** BEGIN Provided records **

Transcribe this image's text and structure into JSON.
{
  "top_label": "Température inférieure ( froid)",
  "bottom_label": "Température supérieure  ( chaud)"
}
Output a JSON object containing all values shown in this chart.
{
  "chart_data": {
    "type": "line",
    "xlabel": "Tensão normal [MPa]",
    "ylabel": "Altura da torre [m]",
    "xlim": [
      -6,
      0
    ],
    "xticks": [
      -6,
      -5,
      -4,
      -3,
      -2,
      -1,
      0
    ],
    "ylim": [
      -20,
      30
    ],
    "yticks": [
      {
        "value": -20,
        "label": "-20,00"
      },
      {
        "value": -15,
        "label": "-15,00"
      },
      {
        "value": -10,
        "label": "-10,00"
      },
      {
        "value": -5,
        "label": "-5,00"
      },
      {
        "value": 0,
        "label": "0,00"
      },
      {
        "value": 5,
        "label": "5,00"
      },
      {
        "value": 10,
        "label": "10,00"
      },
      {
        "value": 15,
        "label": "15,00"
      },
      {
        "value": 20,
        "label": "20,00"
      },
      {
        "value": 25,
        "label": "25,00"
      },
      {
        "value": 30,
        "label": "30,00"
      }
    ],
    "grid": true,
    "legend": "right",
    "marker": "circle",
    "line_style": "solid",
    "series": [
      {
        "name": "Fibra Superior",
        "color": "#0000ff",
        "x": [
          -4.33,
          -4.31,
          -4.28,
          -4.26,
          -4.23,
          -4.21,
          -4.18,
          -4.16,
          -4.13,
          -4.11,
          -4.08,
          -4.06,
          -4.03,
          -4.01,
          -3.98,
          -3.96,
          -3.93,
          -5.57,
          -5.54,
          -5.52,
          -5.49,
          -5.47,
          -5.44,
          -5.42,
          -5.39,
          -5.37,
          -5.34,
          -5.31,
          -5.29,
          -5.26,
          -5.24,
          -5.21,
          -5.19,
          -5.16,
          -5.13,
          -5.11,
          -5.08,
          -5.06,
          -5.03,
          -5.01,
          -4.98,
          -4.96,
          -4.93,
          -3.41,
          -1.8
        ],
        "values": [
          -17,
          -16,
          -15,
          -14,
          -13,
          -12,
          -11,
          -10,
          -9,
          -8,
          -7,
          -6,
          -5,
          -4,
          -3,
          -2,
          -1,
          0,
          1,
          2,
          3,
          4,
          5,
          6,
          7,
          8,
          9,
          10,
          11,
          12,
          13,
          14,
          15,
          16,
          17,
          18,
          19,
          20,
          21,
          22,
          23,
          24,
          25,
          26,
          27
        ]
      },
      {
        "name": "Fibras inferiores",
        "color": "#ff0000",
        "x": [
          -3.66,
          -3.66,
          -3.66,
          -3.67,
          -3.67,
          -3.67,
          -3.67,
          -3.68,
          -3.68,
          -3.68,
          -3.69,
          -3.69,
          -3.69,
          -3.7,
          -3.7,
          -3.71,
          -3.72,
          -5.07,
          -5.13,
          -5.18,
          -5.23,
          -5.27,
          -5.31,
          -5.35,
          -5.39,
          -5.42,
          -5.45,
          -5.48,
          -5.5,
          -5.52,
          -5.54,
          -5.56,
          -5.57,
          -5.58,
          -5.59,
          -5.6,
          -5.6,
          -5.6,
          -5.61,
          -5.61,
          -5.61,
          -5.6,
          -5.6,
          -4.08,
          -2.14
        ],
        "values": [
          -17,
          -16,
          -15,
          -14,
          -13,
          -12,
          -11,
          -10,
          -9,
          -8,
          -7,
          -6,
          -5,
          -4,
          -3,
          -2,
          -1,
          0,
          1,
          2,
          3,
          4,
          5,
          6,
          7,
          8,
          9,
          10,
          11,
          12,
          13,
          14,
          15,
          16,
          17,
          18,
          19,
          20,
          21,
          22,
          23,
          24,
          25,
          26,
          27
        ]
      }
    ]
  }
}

** END Provided records **

* The problem
Nothing in the data may differ; print all of it exactly as written.

* Task answer
Transcribe this image's text and structure into JSON.
{
  "top_label": "Température inférieure ( froid)",
  "bottom_label": "Température supérieure  ( chaud)"
}
Output a JSON object containing all values shown in this chart.
{
  "chart_data": {
    "type": "line",
    "xlabel": "Tensão normal [MPa]",
    "ylabel": "Altura da torre [m]",
    "xlim": [
      -6,
      0
    ],
    "xticks": [
      -6,
      -5,
      -4,
      -3,
      -2,
      -1,
      0
    ],
    "ylim": [
      -20,
      30
    ],
    "yticks": [
      {
        "value": -20,
        "label": "-20,00"
      },
      {
        "value": -15,
        "label": "-15,00"
      },
      {
        "value": -10,
        "label": "-10,00"
      },
      {
        "value": -5,
        "label": "-5,00"
      },
      {
        "value": 0,
        "label": "0,00"
      },
      {
        "value": 5,
        "label": "5,00"
      },
      {
        "value": 10,
        "label": "10,00"
      },
      {
        "value": 15,
        "label": "15,00"
      },
      {
        "value": 20,
        "label": "20,00"
      },
      {
        "value": 25,
        "label": "25,00"
      },
      {
        "value": 30,
        "label": "30,00"
      }
    ],
    "grid": true,
    "legend": "right",
    "marker": "circle",
    "line_style": "solid",
    "series": [
      {
        "name": "Fibra Superior",
        "color": "#0000ff",
        "x": [
          -4.33,
          -4.31,
          -4.28,
          -4.26,
          -4.23,
          -4.21,
          -4.18,
          -4.16,
          -4.13,
          -4.11,
          -4.08,
          -4.06,
          -4.03,
          -4.01,
          -3.98,
          -3.96,
          -3.93,
          -5.57,
          -5.54,
          -5.52,
          -5.49,
          -5.47,
          -5.44,
          -5.42,
          -5.39,
          -5.37,
          -5.34,
          -5.31,
          -5.29,
          -5.26,
          -5.24,
          -5.21,
          -5.19,
          -5.16,
          -5.13,
          -5.11,
          -5.08,
          -5.06,
          -5.03,
          -5.01,
          -4.98,
          -4.96,
          -4.93,
          -3.41,
          -1.8
        ],
        "values": [
          -17,
          -16,
          -15,
          -14,
          -13,
          -12,
          -11,
          -10,
          -9,
          -8,
          -7,
          -6,
          -5,
          -4,
          -3,
          -2,
          -1,
          0,
          1,
          2,
          3,
          4,
          5,
          6,
          7,
          8,
          9,
          10,
          11,
          12,
          13,
          14,
          15,
          16,
          17,
          18,
          19,
          20,
          21,
          22,
          23,
          24,
          25,
          26,
          27
        ]
      },
      {
        "name": "Fibras inferiores",
        "color": "#ff0000",
        "x": [
          -3.66,
          -3.66,
          -3.66,
          -3.67,
          -3.67,
          -3.67,
          -3.67,
          -3.68,
          -3.68,
          -3.68,
          -3.69,
          -3.69,
          -3.69,
          -3.7,
          -3.7,
          -3.71,
          -3.72,
          -5.07,
          -5.13,
          -5.18,
          -5.23,
          -5.27,
          -5.31,
          -5.35,
          -5.39,
          -5.42,
          -5.45,
          -5.48,
          -5.5,
          -5.52,
          -5.54,
          -5.56,
          -5.57,
          -5.58,
          -5.59,
          -5.6,
          -5.6,
          -5.6,
          -5.61,
          -5.61,
          -5.61,
          -5.6,
          -5.6,
          -4.08,
          -2.14
        ],
        "values": [
          -17,
          -16,
          -15,
          -14,
          -13,
          -12,
          -11,
          -10,
          -9,
          -8,
          -7,
          -6,
          -5,
          -4,
          -3,
          -2,
          -1,
          0,
          1,
          2,
          3,
          4,
          5,
          6,
          7,
          8,
          9,
          10,
          11,
          12,
          13,
          14,
          15,
          16,
          17,
          18,
          19,
          20,
          21,
          22,
          23,
          24,
          25,
          26,
          27
        ]
      }
    ]
  }
}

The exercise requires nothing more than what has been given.